◆ AIM OF THE EXERCISE:
Your task is to transcribe all the entries exactly, excluding pictures.

◆ RECORDS FOR THE EXERCISE:

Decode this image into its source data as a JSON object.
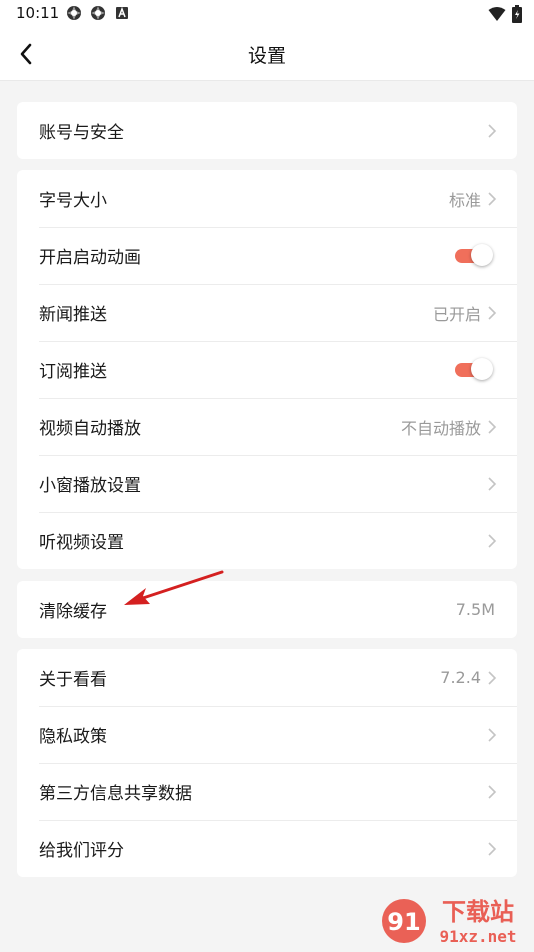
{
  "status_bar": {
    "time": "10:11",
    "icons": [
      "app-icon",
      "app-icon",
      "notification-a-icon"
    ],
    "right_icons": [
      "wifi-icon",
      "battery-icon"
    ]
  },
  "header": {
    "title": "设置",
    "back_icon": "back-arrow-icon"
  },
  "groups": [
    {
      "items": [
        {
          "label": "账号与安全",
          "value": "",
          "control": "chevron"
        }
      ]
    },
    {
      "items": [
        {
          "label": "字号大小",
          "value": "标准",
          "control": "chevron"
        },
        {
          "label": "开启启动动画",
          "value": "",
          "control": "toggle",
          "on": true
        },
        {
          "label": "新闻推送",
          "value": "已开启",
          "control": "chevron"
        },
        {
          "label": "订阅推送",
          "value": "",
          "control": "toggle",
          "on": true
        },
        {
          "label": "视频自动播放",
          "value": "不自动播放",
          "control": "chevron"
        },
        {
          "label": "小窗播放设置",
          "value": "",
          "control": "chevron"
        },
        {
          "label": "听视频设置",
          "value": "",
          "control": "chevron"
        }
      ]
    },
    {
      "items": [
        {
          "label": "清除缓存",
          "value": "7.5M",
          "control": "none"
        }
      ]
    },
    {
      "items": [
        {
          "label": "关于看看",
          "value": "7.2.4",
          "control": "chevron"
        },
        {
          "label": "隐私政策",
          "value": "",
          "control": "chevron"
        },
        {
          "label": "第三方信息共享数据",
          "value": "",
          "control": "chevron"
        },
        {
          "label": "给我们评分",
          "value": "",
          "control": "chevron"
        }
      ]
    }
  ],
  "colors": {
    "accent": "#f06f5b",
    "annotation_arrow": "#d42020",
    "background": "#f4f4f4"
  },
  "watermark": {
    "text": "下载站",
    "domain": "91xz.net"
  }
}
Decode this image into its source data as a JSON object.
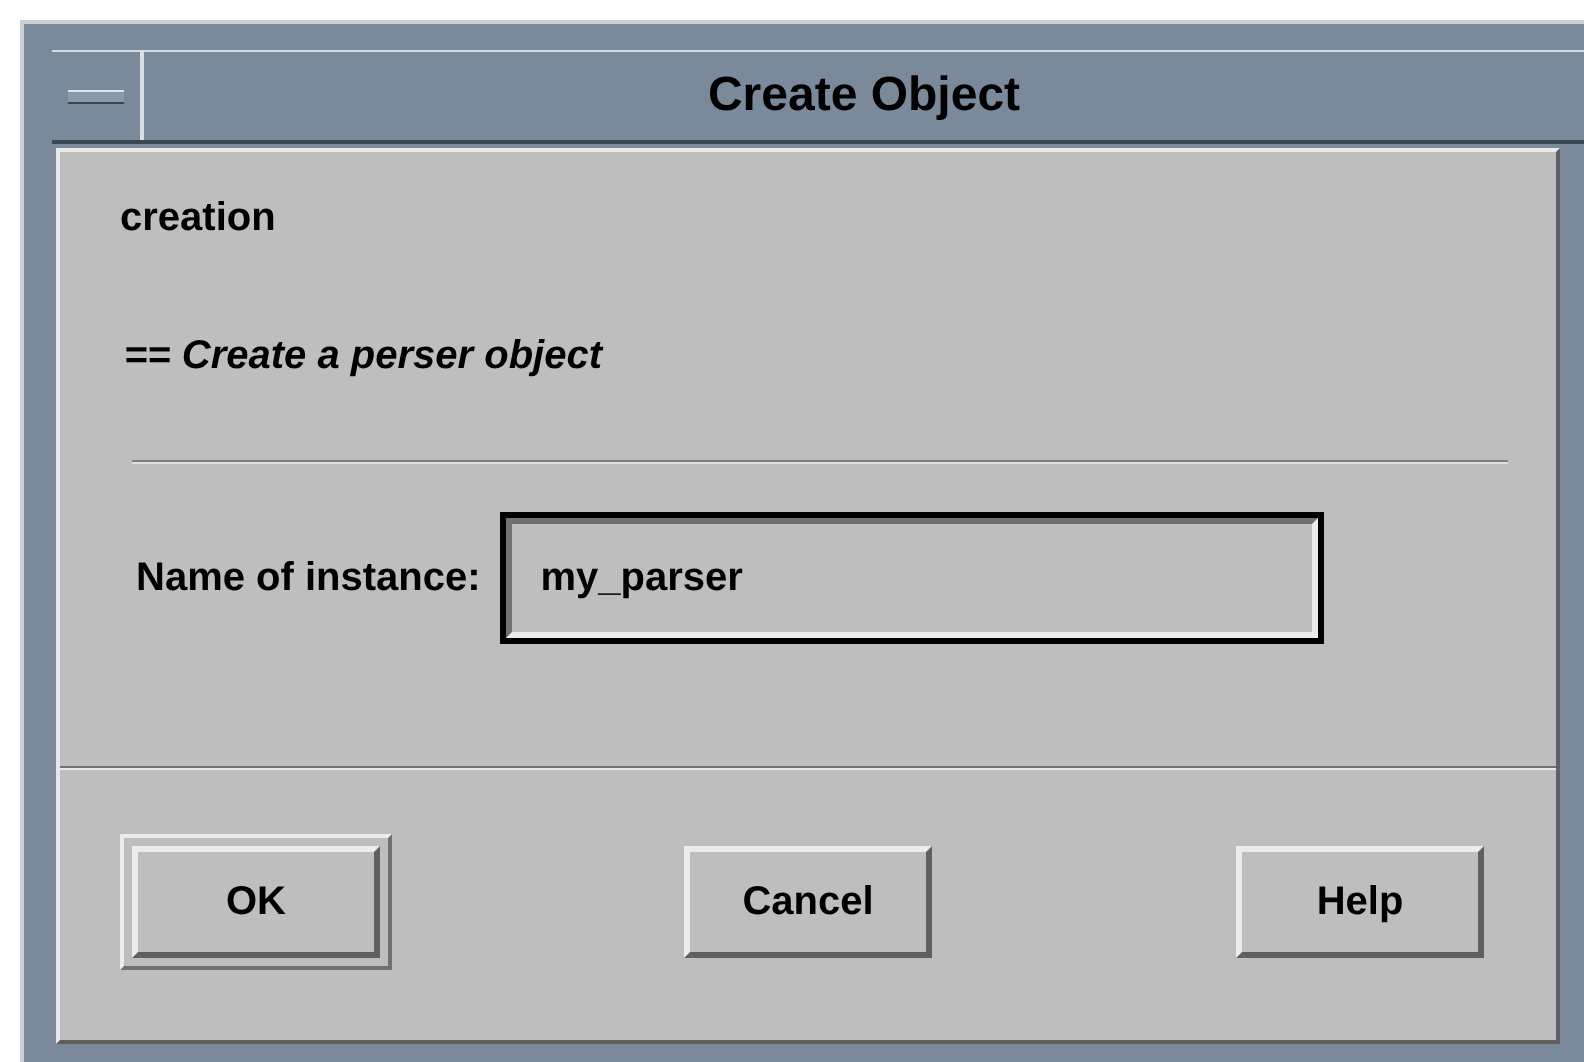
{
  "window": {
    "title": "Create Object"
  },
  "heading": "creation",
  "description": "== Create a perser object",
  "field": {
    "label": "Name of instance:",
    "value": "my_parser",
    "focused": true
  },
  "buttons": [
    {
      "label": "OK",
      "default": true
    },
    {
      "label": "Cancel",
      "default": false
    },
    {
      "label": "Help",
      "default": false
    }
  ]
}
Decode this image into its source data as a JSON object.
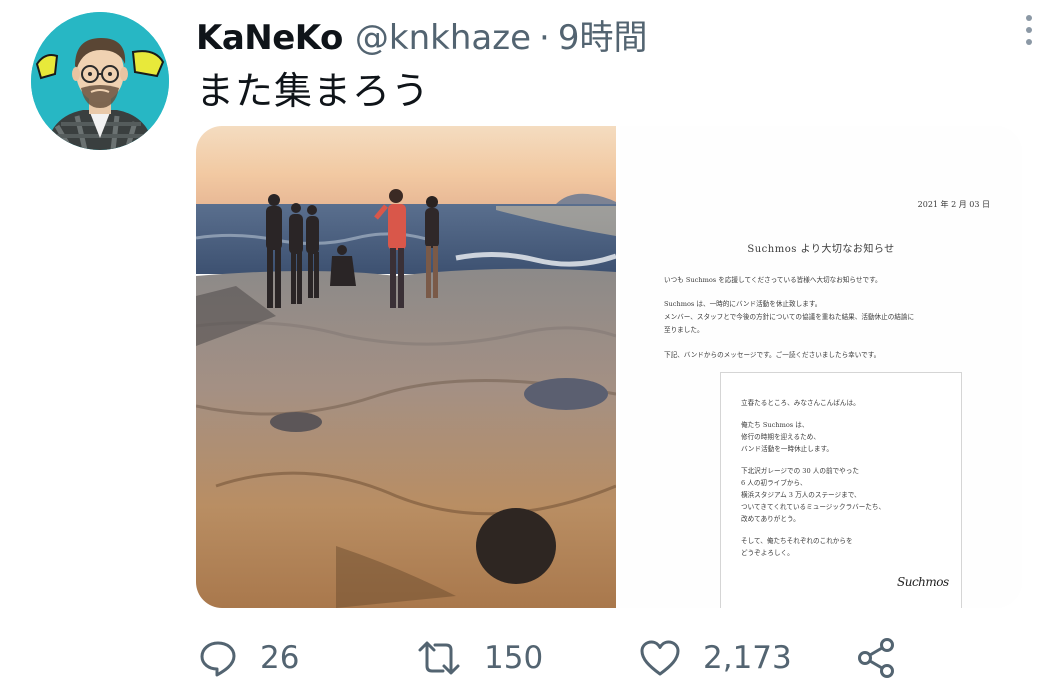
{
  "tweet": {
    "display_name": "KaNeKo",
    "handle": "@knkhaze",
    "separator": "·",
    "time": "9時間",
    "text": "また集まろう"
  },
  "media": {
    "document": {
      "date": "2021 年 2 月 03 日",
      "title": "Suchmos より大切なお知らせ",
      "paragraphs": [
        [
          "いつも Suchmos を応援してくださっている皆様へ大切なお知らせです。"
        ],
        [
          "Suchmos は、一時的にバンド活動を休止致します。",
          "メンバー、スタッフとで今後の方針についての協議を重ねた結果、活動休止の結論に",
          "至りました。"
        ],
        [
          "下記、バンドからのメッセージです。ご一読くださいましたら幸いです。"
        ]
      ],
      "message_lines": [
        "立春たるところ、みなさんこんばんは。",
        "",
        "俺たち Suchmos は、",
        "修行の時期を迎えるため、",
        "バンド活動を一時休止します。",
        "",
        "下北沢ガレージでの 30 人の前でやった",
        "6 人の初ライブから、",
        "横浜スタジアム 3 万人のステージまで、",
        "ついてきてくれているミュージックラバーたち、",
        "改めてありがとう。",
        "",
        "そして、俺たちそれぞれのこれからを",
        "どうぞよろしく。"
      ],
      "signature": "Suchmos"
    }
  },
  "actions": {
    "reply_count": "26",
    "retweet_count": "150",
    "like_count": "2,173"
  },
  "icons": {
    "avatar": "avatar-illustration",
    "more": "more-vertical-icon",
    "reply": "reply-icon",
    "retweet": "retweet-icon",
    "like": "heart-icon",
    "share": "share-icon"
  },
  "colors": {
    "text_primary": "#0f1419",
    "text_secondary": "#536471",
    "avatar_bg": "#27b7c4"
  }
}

◆ FULL OUTPUT:
Decode this image into its source data as a JSON object.
{
  "status_bar": {
    "time": "10:11",
    "icons": [
      "app-icon",
      "app-icon",
      "notification-a-icon"
    ],
    "right_icons": [
      "wifi-icon",
      "battery-icon"
    ]
  },
  "header": {
    "title": "设置",
    "back_icon": "back-arrow-icon"
  },
  "groups": [
    {
      "items": [
        {
          "label": "账号与安全",
          "value": "",
          "control": "chevron"
        }
      ]
    },
    {
      "items": [
        {
          "label": "字号大小",
          "value": "标准",
          "control": "chevron"
        },
        {
          "label": "开启启动动画",
          "value": "",
          "control": "toggle",
          "on": true
        },
        {
          "label": "新闻推送",
          "value": "已开启",
          "control": "chevron"
        },
        {
          "label": "订阅推送",
          "value": "",
          "control": "toggle",
          "on": true
        },
        {
          "label": "视频自动播放",
          "value": "不自动播放",
          "control": "chevron"
        },
        {
          "label": "小窗播放设置",
          "value": "",
          "control": "chevron"
        },
        {
          "label": "听视频设置",
          "value": "",
          "control": "chevron"
        }
      ]
    },
    {
      "items": [
        {
          "label": "清除缓存",
          "value": "7.5M",
          "control": "none"
        }
      ]
    },
    {
      "items": [
        {
          "label": "关于看看",
          "value": "7.2.4",
          "control": "chevron"
        },
        {
          "label": "隐私政策",
          "value": "",
          "control": "chevron"
        },
        {
          "label": "第三方信息共享数据",
          "value": "",
          "control": "chevron"
        },
        {
          "label": "给我们评分",
          "value": "",
          "control": "chevron"
        }
      ]
    }
  ],
  "colors": {
    "accent": "#f06f5b",
    "annotation_arrow": "#d42020",
    "background": "#f4f4f4"
  },
  "watermark": {
    "text": "下载站",
    "domain": "91xz.net"
  }
}
Decode this image into its source data as a JSON object.
{
  "window": {
    "title": "Create Object"
  },
  "heading": "creation",
  "description": "== Create a perser object",
  "field": {
    "label": "Name of instance:",
    "value": "my_parser",
    "focused": true
  },
  "buttons": [
    {
      "label": "OK",
      "default": true
    },
    {
      "label": "Cancel",
      "default": false
    },
    {
      "label": "Help",
      "default": false
    }
  ]
}
Decode this image into its source data as a JSON object.
{
  "tweet": {
    "display_name": "KaNeKo",
    "handle": "@knkhaze",
    "separator": "·",
    "time": "9時間",
    "text": "また集まろう"
  },
  "media": {
    "document": {
      "date": "2021 年 2 月 03 日",
      "title": "Suchmos より大切なお知らせ",
      "paragraphs": [
        [
          "いつも Suchmos を応援してくださっている皆様へ大切なお知らせです。"
        ],
        [
          "Suchmos は、一時的にバンド活動を休止致します。",
          "メンバー、スタッフとで今後の方針についての協議を重ねた結果、活動休止の結論に",
          "至りました。"
        ],
        [
          "下記、バンドからのメッセージです。ご一読くださいましたら幸いです。"
        ]
      ],
      "message_lines": [
        "立春たるところ、みなさんこんばんは。",
        "",
        "俺たち Suchmos は、",
        "修行の時期を迎えるため、",
        "バンド活動を一時休止します。",
        "",
        "下北沢ガレージでの 30 人の前でやった",
        "6 人の初ライブから、",
        "横浜スタジアム 3 万人のステージまで、",
        "ついてきてくれているミュージックラバーたち、",
        "改めてありがとう。",
        "",
        "そして、俺たちそれぞれのこれからを",
        "どうぞよろしく。"
      ],
      "signature": "Suchmos"
    }
  },
  "actions": {
    "reply_count": "26",
    "retweet_count": "150",
    "like_count": "2,173"
  },
  "icons": {
    "avatar": "avatar-illustration",
    "more": "more-vertical-icon",
    "reply": "reply-icon",
    "retweet": "retweet-icon",
    "like": "heart-icon",
    "share": "share-icon"
  },
  "colors": {
    "text_primary": "#0f1419",
    "text_secondary": "#536471",
    "avatar_bg": "#27b7c4"
  }
}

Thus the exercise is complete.